What the task asks: Give an exact transcription of every line, dropping the images.

The data:
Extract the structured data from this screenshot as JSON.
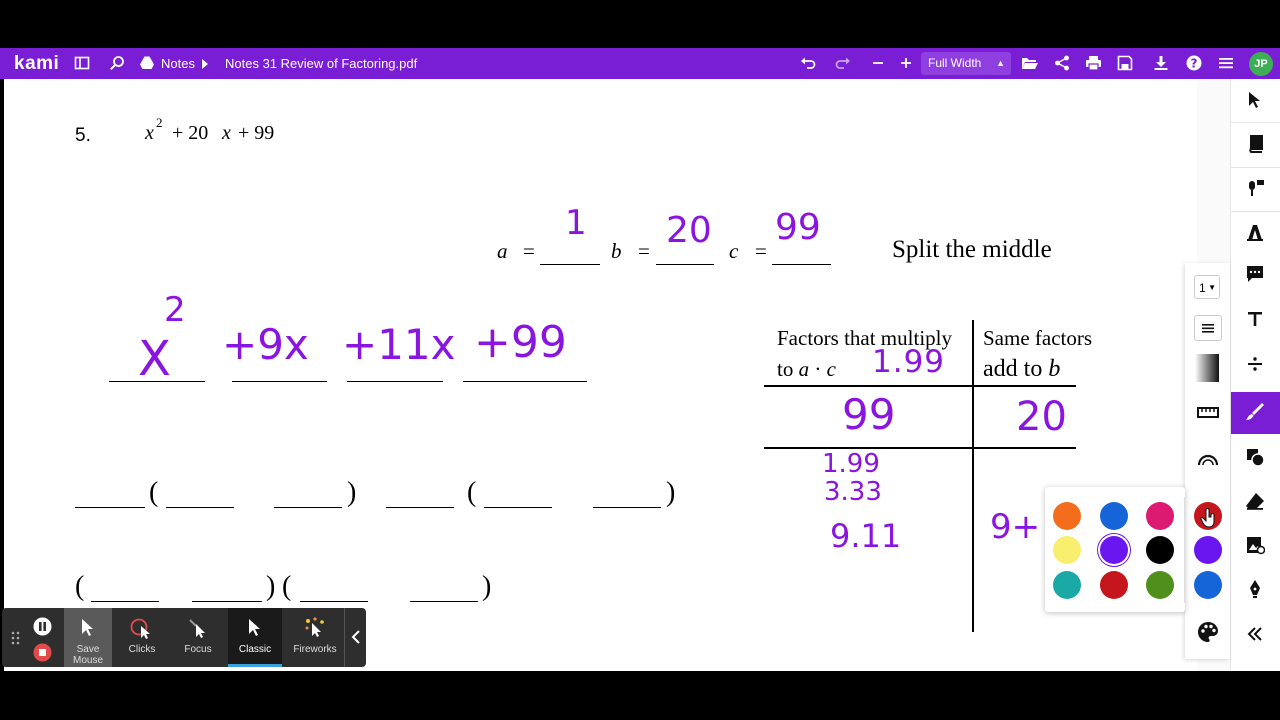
{
  "toolbar": {
    "logo": "kami",
    "breadcrumb_folder": "Notes",
    "file_name": "Notes 31  Review of Factoring.pdf",
    "zoom": "Full Width",
    "avatar_initials": "JP",
    "accent_color": "#7a1ed6"
  },
  "problem": {
    "number": "5.",
    "var": "x",
    "exp": "2",
    "rest": "+ 20",
    "rest_var": "x",
    "rest_tail": "+ 99",
    "split_label": "Split the middle",
    "a_label": "a",
    "b_label": "b",
    "c_label": "c",
    "eq": "="
  },
  "handwriting": {
    "a_value": "1",
    "b_value": "20",
    "c_value": "99",
    "term1": "X",
    "term1_exp": "2",
    "term2": "+9x",
    "term3": "+11x",
    "term4": "+99",
    "ac_product": "1.99",
    "table_left_value": "99",
    "table_right_value": "20",
    "factor_pairs": [
      "1.99",
      "3.33",
      "9.11"
    ],
    "partial_sum": "9+"
  },
  "table": {
    "col1_line1": "Factors that multiply",
    "col1_line2_prefix": "to",
    "col1_a": "a",
    "col1_dot": "·",
    "col1_c": "c",
    "col2_line1": "Same factors",
    "col2_line2_prefix": "add to",
    "col2_b": "b"
  },
  "layout_text": {
    "paren_open": "(",
    "paren_close": ")"
  },
  "subtools": {
    "stroke_size": "1"
  },
  "palette": {
    "colors": [
      "#f36d1c",
      "#1565d8",
      "#dd1a72",
      "#c4161c",
      "#f7ef6d",
      "#6a16f0",
      "#000000",
      "#6a16f0",
      "#1aa9a5",
      "#c4161c",
      "#4f8f1b",
      "#1565d8"
    ]
  },
  "recorder": {
    "save_mouse": "Save Mouse",
    "clicks": "Clicks",
    "focus": "Focus",
    "classic": "Classic",
    "fireworks": "Fireworks"
  }
}
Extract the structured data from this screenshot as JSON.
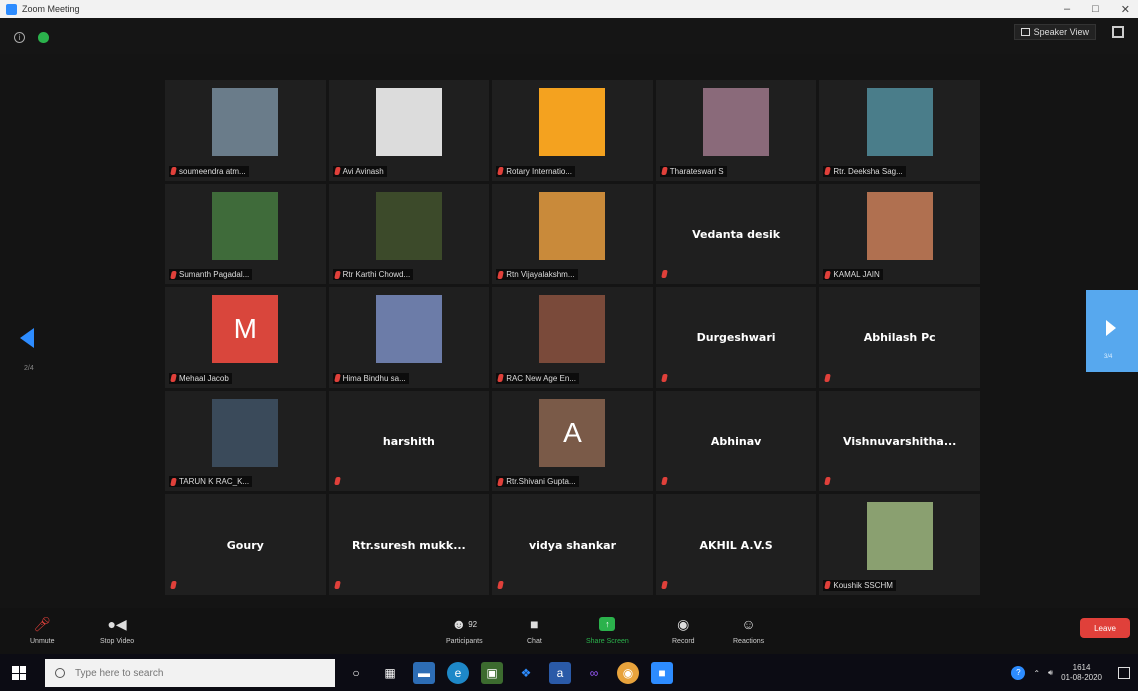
{
  "window": {
    "title": "Zoom Meeting"
  },
  "topbar": {
    "speaker_view_label": "Speaker View"
  },
  "grid": {
    "page_left_indicator": "2/4",
    "page_right_indicator": "3/4",
    "tiles": [
      {
        "name": "soumeendra atm...",
        "type": "photo",
        "color": "#6a7c8a"
      },
      {
        "name": "Avi Avinash",
        "type": "photo",
        "color": "#dcdcdc"
      },
      {
        "name": "Rotary Internatio...",
        "type": "photo",
        "color": "#f4a21f"
      },
      {
        "name": "Tharateswari S",
        "type": "photo",
        "color": "#8a6a7a"
      },
      {
        "name": "Rtr. Deeksha Sag...",
        "type": "photo",
        "color": "#4a7d8a"
      },
      {
        "name": "Sumanth Pagadal...",
        "type": "photo",
        "color": "#3f6b3a"
      },
      {
        "name": "Rtr Karthi Chowd...",
        "type": "photo",
        "color": "#3c4a2a"
      },
      {
        "name": "Rtn Vijayalakshm...",
        "type": "photo",
        "color": "#c98a3a"
      },
      {
        "name": "Vedanta desik",
        "type": "text"
      },
      {
        "name": "KAMAL JAIN",
        "type": "photo",
        "color": "#b07050"
      },
      {
        "name": "Mehaal Jacob",
        "type": "letter",
        "letter": "M",
        "color": "#d9463c"
      },
      {
        "name": "Hima Bindhu sa...",
        "type": "photo",
        "color": "#6c7ca8"
      },
      {
        "name": "RAC New Age En...",
        "type": "photo",
        "color": "#7a4a3a"
      },
      {
        "name": "Durgeshwari",
        "type": "text"
      },
      {
        "name": "Abhilash Pc",
        "type": "text"
      },
      {
        "name": "TARUN K RAC_K...",
        "type": "photo",
        "color": "#3a4a5a"
      },
      {
        "name": "harshith",
        "type": "text"
      },
      {
        "name": "Rtr.Shivani Gupta...",
        "type": "letter",
        "letter": "A",
        "color": "#7a5a48"
      },
      {
        "name": "Abhinav",
        "type": "text"
      },
      {
        "name": "Vishnuvarshitha...",
        "type": "text"
      },
      {
        "name": "Goury",
        "type": "text"
      },
      {
        "name": "Rtr.suresh mukk...",
        "type": "text"
      },
      {
        "name": "vidya shankar",
        "type": "text"
      },
      {
        "name": "AKHIL A.V.S",
        "type": "text"
      },
      {
        "name": "Koushik SSCHM",
        "type": "photo",
        "color": "#8aa070"
      }
    ]
  },
  "controls": {
    "unmute_label": "Unmute",
    "stop_video_label": "Stop Video",
    "participants_label": "Participants",
    "participants_count": "92",
    "chat_label": "Chat",
    "share_screen_label": "Share Screen",
    "record_label": "Record",
    "reactions_label": "Reactions",
    "leave_label": "Leave"
  },
  "taskbar": {
    "search_placeholder": "Type here to search",
    "time": "1614",
    "date": "01-08-2020"
  }
}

Result of this exercise:
Extract the structured data from this screenshot as JSON.
{
  "toolbar": {
    "logo": "kami",
    "breadcrumb_folder": "Notes",
    "file_name": "Notes 31  Review of Factoring.pdf",
    "zoom": "Full Width",
    "avatar_initials": "JP",
    "accent_color": "#7a1ed6"
  },
  "problem": {
    "number": "5.",
    "var": "x",
    "exp": "2",
    "rest": "+ 20",
    "rest_var": "x",
    "rest_tail": "+ 99",
    "split_label": "Split the middle",
    "a_label": "a",
    "b_label": "b",
    "c_label": "c",
    "eq": "="
  },
  "handwriting": {
    "a_value": "1",
    "b_value": "20",
    "c_value": "99",
    "term1": "X",
    "term1_exp": "2",
    "term2": "+9x",
    "term3": "+11x",
    "term4": "+99",
    "ac_product": "1.99",
    "table_left_value": "99",
    "table_right_value": "20",
    "factor_pairs": [
      "1.99",
      "3.33",
      "9.11"
    ],
    "partial_sum": "9+"
  },
  "table": {
    "col1_line1": "Factors that multiply",
    "col1_line2_prefix": "to",
    "col1_a": "a",
    "col1_dot": "·",
    "col1_c": "c",
    "col2_line1": "Same factors",
    "col2_line2_prefix": "add to",
    "col2_b": "b"
  },
  "layout_text": {
    "paren_open": "(",
    "paren_close": ")"
  },
  "subtools": {
    "stroke_size": "1"
  },
  "palette": {
    "colors": [
      "#f36d1c",
      "#1565d8",
      "#dd1a72",
      "#c4161c",
      "#f7ef6d",
      "#6a16f0",
      "#000000",
      "#6a16f0",
      "#1aa9a5",
      "#c4161c",
      "#4f8f1b",
      "#1565d8"
    ]
  },
  "recorder": {
    "save_mouse": "Save Mouse",
    "clicks": "Clicks",
    "focus": "Focus",
    "classic": "Classic",
    "fireworks": "Fireworks"
  }
}
Extract the structured data from this screenshot as JSON.
{
  "window": {
    "title": "Zoom Meeting"
  },
  "topbar": {
    "speaker_view_label": "Speaker View"
  },
  "grid": {
    "page_left_indicator": "2/4",
    "page_right_indicator": "3/4",
    "tiles": [
      {
        "name": "soumeendra atm...",
        "type": "photo",
        "color": "#6a7c8a"
      },
      {
        "name": "Avi Avinash",
        "type": "photo",
        "color": "#dcdcdc"
      },
      {
        "name": "Rotary Internatio...",
        "type": "photo",
        "color": "#f4a21f"
      },
      {
        "name": "Tharateswari S",
        "type": "photo",
        "color": "#8a6a7a"
      },
      {
        "name": "Rtr. Deeksha Sag...",
        "type": "photo",
        "color": "#4a7d8a"
      },
      {
        "name": "Sumanth Pagadal...",
        "type": "photo",
        "color": "#3f6b3a"
      },
      {
        "name": "Rtr Karthi Chowd...",
        "type": "photo",
        "color": "#3c4a2a"
      },
      {
        "name": "Rtn Vijayalakshm...",
        "type": "photo",
        "color": "#c98a3a"
      },
      {
        "name": "Vedanta desik",
        "type": "text"
      },
      {
        "name": "KAMAL JAIN",
        "type": "photo",
        "color": "#b07050"
      },
      {
        "name": "Mehaal Jacob",
        "type": "letter",
        "letter": "M",
        "color": "#d9463c"
      },
      {
        "name": "Hima Bindhu sa...",
        "type": "photo",
        "color": "#6c7ca8"
      },
      {
        "name": "RAC New Age En...",
        "type": "photo",
        "color": "#7a4a3a"
      },
      {
        "name": "Durgeshwari",
        "type": "text"
      },
      {
        "name": "Abhilash Pc",
        "type": "text"
      },
      {
        "name": "TARUN K RAC_K...",
        "type": "photo",
        "color": "#3a4a5a"
      },
      {
        "name": "harshith",
        "type": "text"
      },
      {
        "name": "Rtr.Shivani Gupta...",
        "type": "letter",
        "letter": "A",
        "color": "#7a5a48"
      },
      {
        "name": "Abhinav",
        "type": "text"
      },
      {
        "name": "Vishnuvarshitha...",
        "type": "text"
      },
      {
        "name": "Goury",
        "type": "text"
      },
      {
        "name": "Rtr.suresh mukk...",
        "type": "text"
      },
      {
        "name": "vidya shankar",
        "type": "text"
      },
      {
        "name": "AKHIL A.V.S",
        "type": "text"
      },
      {
        "name": "Koushik SSCHM",
        "type": "photo",
        "color": "#8aa070"
      }
    ]
  },
  "controls": {
    "unmute_label": "Unmute",
    "stop_video_label": "Stop Video",
    "participants_label": "Participants",
    "participants_count": "92",
    "chat_label": "Chat",
    "share_screen_label": "Share Screen",
    "record_label": "Record",
    "reactions_label": "Reactions",
    "leave_label": "Leave"
  },
  "taskbar": {
    "search_placeholder": "Type here to search",
    "time": "1614",
    "date": "01-08-2020"
  }
}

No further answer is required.